(Data records)

###

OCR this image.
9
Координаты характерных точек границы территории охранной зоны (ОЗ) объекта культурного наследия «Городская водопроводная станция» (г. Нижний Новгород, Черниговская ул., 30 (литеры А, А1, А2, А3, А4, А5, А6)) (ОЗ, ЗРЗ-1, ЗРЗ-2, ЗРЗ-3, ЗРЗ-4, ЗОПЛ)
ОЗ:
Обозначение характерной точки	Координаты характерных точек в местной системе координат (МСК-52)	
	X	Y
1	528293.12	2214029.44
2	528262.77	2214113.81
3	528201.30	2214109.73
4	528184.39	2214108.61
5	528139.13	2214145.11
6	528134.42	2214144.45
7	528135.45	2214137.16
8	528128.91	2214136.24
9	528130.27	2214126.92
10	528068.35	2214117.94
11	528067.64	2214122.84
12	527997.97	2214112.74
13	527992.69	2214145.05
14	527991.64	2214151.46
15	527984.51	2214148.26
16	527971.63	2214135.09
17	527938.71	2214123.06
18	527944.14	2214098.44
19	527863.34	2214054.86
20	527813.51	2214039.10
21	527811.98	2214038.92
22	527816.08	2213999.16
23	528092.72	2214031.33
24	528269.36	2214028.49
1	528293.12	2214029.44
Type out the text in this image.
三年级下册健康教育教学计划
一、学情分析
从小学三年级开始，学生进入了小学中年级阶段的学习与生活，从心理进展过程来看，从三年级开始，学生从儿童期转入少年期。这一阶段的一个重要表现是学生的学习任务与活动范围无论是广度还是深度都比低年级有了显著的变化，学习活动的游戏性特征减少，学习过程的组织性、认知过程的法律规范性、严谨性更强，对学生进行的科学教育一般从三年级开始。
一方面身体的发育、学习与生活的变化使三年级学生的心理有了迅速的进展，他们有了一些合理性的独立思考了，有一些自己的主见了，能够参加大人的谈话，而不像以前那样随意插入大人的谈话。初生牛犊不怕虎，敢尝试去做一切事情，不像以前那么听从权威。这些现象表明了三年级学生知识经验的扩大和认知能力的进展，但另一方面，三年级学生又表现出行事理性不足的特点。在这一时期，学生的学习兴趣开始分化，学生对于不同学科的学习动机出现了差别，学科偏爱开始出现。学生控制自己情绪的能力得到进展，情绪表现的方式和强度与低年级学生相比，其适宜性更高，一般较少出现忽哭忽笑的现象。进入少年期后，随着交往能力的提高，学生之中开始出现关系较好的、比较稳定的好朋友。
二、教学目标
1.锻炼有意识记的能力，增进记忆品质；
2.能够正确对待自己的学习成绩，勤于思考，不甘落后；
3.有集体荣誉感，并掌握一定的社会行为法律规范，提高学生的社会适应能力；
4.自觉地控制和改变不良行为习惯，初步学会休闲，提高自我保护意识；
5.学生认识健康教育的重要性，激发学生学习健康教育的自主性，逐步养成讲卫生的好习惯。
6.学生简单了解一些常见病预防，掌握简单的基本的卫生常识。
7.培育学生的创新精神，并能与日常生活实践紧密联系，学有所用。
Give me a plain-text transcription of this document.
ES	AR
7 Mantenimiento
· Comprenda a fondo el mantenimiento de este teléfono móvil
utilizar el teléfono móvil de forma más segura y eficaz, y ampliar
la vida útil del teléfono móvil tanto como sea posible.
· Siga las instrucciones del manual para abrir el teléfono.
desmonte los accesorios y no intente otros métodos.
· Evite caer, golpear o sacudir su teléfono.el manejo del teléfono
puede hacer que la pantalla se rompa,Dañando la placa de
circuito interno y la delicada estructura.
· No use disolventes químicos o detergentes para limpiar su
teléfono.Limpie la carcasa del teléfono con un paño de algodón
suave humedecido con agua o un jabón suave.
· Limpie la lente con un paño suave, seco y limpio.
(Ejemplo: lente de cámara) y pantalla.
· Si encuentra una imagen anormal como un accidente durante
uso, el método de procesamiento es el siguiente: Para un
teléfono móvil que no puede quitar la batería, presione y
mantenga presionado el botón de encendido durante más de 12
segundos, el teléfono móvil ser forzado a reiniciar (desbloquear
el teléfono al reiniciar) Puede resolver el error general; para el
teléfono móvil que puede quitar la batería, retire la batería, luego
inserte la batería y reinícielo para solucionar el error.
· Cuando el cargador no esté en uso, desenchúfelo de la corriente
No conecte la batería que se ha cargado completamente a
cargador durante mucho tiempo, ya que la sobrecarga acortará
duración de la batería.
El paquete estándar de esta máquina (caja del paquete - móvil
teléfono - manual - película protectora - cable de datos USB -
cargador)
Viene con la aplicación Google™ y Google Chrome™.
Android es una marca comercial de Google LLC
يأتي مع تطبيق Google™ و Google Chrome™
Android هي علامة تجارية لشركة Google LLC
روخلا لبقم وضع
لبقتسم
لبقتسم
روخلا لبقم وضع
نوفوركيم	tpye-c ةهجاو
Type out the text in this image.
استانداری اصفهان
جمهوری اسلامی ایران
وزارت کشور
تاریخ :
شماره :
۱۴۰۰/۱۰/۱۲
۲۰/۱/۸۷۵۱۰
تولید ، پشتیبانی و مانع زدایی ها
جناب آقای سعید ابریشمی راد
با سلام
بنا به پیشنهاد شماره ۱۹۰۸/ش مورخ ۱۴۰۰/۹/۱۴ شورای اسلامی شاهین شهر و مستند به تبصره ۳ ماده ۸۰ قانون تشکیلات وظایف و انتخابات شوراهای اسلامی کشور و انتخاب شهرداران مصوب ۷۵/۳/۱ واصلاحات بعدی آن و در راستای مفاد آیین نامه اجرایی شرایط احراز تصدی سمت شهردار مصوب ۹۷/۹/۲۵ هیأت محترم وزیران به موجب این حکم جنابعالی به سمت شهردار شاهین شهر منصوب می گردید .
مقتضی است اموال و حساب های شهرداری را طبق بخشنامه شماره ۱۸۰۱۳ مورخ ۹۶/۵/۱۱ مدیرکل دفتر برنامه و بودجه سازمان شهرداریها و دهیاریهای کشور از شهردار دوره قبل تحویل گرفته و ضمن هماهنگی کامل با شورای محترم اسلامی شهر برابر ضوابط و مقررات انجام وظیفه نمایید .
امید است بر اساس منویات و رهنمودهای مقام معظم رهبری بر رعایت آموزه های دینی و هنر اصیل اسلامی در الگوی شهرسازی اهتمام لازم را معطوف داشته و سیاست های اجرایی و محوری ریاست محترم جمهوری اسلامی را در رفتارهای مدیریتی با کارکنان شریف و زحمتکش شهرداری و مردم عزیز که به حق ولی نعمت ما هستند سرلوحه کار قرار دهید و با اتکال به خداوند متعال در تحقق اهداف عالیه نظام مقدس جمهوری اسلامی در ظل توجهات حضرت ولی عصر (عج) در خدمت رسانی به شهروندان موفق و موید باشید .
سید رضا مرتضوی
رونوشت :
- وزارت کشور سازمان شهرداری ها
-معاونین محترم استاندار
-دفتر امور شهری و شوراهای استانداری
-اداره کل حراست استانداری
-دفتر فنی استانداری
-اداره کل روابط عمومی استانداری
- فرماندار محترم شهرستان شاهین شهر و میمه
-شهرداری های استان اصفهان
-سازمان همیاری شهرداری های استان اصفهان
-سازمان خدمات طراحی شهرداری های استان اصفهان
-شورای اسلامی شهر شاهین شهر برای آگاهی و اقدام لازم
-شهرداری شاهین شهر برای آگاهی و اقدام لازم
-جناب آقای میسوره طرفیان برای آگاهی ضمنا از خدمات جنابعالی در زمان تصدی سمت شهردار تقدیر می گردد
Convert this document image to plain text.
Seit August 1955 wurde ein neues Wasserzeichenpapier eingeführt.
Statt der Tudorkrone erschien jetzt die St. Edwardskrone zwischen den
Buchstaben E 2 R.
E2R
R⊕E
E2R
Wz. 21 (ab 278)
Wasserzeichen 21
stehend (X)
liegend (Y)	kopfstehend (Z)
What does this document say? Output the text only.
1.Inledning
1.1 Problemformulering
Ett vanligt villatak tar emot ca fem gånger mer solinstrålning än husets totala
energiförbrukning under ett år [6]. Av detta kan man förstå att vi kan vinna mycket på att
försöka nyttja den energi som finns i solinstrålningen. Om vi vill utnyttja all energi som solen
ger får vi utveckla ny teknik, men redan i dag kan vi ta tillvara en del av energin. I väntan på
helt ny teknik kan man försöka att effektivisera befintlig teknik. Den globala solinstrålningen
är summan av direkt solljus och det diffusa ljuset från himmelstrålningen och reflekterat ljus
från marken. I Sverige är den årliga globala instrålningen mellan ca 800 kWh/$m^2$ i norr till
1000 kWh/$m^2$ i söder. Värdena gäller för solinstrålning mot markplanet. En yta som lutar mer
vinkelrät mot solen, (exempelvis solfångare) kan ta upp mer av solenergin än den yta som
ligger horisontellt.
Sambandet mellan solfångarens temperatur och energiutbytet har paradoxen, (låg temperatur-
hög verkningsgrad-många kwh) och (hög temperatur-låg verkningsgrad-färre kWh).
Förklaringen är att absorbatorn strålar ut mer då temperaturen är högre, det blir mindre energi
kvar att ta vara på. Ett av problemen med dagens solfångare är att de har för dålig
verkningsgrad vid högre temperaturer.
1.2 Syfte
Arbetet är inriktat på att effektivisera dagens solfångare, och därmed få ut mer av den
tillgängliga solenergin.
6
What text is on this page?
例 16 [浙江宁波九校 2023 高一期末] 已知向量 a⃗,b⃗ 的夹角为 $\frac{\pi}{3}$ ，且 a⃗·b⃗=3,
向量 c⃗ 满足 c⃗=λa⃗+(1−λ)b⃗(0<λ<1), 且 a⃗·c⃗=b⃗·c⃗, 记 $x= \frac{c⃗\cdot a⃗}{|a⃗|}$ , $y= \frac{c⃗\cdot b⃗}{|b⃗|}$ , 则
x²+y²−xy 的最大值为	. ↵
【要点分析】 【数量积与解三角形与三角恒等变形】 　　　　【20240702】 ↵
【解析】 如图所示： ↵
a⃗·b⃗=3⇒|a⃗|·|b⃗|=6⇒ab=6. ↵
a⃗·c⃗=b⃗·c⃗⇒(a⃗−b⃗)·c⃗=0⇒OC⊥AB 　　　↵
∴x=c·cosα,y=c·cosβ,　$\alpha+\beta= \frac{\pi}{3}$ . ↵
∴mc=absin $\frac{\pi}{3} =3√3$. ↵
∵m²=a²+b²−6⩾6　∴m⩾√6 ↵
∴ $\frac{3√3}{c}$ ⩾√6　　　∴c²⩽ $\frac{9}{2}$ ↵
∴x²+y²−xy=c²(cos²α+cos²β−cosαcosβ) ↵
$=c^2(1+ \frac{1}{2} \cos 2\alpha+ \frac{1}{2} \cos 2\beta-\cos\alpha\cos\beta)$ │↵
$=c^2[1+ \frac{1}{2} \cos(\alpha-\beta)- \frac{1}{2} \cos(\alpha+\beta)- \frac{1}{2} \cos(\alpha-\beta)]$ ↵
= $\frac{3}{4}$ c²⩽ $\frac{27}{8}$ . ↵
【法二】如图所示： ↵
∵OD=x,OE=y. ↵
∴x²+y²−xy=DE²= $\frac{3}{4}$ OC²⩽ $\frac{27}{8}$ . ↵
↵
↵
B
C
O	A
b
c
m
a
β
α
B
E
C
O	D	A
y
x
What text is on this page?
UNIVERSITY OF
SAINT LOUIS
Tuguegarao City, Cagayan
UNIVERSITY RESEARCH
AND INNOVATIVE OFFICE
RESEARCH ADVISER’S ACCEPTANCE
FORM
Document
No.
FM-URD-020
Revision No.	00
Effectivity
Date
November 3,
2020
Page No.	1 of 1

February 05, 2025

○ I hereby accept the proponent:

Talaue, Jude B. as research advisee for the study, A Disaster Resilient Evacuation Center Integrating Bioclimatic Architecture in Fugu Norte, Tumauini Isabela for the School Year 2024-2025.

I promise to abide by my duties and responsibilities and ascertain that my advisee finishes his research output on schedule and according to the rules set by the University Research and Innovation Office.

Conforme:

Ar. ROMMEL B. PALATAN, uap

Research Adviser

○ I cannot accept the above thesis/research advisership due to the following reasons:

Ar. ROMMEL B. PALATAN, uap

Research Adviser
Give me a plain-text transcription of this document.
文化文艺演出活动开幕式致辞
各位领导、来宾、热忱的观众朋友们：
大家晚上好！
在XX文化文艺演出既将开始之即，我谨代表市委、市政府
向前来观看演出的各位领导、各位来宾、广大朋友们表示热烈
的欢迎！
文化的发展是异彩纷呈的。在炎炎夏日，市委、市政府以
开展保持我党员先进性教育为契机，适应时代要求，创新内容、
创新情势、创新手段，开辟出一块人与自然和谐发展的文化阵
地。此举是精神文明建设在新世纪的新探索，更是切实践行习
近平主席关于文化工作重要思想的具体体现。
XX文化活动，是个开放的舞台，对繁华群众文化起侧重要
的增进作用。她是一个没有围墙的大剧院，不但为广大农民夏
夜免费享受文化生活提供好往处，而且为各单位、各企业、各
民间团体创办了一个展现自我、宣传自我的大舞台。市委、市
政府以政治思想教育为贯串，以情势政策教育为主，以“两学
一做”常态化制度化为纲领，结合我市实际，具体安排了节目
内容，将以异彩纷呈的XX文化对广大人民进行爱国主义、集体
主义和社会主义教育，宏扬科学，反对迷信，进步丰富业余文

###

WHAT YOU WILL DO:
Look through the records and gather every line containing "آگاهی".

SOLUTION:
-شورای اسلامی شهر شاهین شهر برای آگاهی و اقدام لازم
-شهرداری شاهین شهر برای آگاهی و اقدام لازم
-جناب آقای میسوره طرفیان برای آگاهی ضمنا از خدمات جنابعالی در زمان تصدی سمت شهردار تقدیر می گردد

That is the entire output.